The problem: Every record below should be written out exactly; pictures stay out.

▼

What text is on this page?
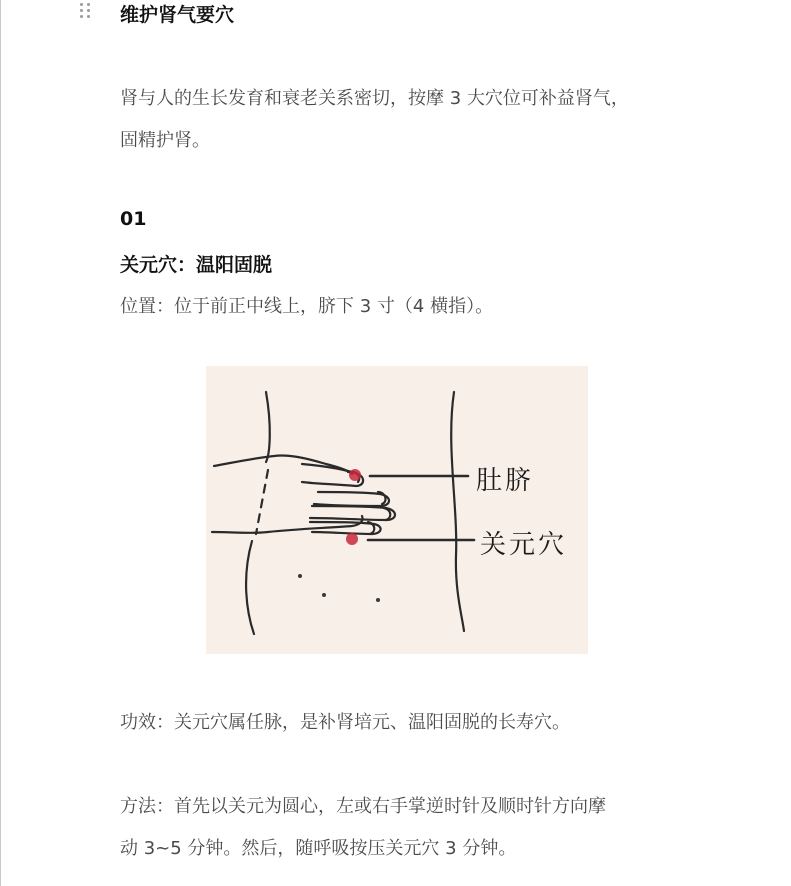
维护肾气要穴
肾与人的生长发育和衰老关系密切，按摩 3 大穴位可补益肾气，
固精护肾。
01
关元穴：温阳固脱
位置：位于前正中线上，脐下 3 寸（4 横指）。
肚脐
关元穴
功效：关元穴属任脉，是补肾培元、温阳固脱的长寿穴。
方法：首先以关元为圆心，左或右手掌逆时针及顺时针方向摩
动 3~5 分钟。然后，随呼吸按压关元穴 3 分钟。
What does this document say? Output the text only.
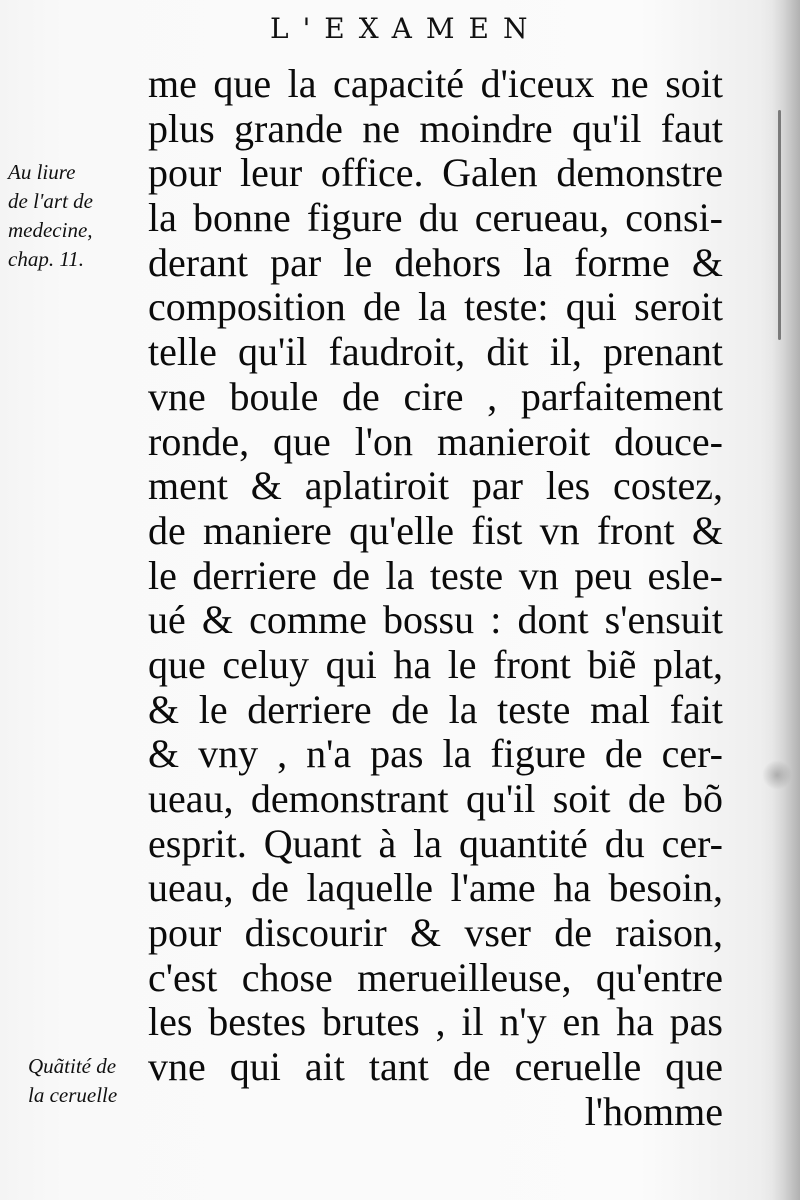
L'EXAMEN
Au liure
de l'art de
medecine,
chap. 11.
me que la capacité d'iceux ne soit
plus grande ne moindre qu'il faut
pour leur office. Galen demonstre
la bonne figure du cerueau, consi-
derant par le dehors la forme &
composition de la teste: qui seroit
telle qu'il faudroit, dit il, prenant
vne boule de cire , parfaitement
ronde, que l'on manieroit douce-
ment & aplatiroit par les costez,
de maniere qu'elle fist vn front &
le derriere de la teste vn peu esle-
ué & comme bossu : dont s'ensuit
que celuy qui ha le front biẽ plat,
& le derriere de la teste mal fait
& vny , n'a pas la figure de cer-
ueau, demonstrant qu'il soit de bõ
esprit. Quant à la quantité du cer-
ueau, de laquelle l'ame ha besoin,
pour discourir & vser de raison,
c'est chose merueilleuse, qu'entre
les bestes brutes , il n'y en ha pas
vne qui ait tant de ceruelle que
l'homme
Quãtité de
la ceruelle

▲

Written solution:
What text is on this page?
维护肾气要穴
肾与人的生长发育和衰老关系密切，按摩 3 大穴位可补益肾气，
固精护肾。
01
关元穴：温阳固脱
位置：位于前正中线上，脐下 3 寸（4 横指）。
肚脐
关元穴
功效：关元穴属任脉，是补肾培元、温阳固脱的长寿穴。
方法：首先以关元为圆心，左或右手掌逆时针及顺时针方向摩
动 3~5 分钟。然后，随呼吸按压关元穴 3 分钟。
What does this document say? Output the text only.
L'EXAMEN
Au liure
de l'art de
medecine,
chap. 11.
me que la capacité d'iceux ne soit
plus grande ne moindre qu'il faut
pour leur office. Galen demonstre
la bonne figure du cerueau, consi-
derant par le dehors la forme &
composition de la teste: qui seroit
telle qu'il faudroit, dit il, prenant
vne boule de cire , parfaitement
ronde, que l'on manieroit douce-
ment & aplatiroit par les costez,
de maniere qu'elle fist vn front &
le derriere de la teste vn peu esle-
ué & comme bossu : dont s'ensuit
que celuy qui ha le front biẽ plat,
& le derriere de la teste mal fait
& vny , n'a pas la figure de cer-
ueau, demonstrant qu'il soit de bõ
esprit. Quant à la quantité du cer-
ueau, de laquelle l'ame ha besoin,
pour discourir & vser de raison,
c'est chose merueilleuse, qu'entre
les bestes brutes , il n'y en ha pas
vne qui ait tant de ceruelle que
l'homme
Quãtité de
la ceruelle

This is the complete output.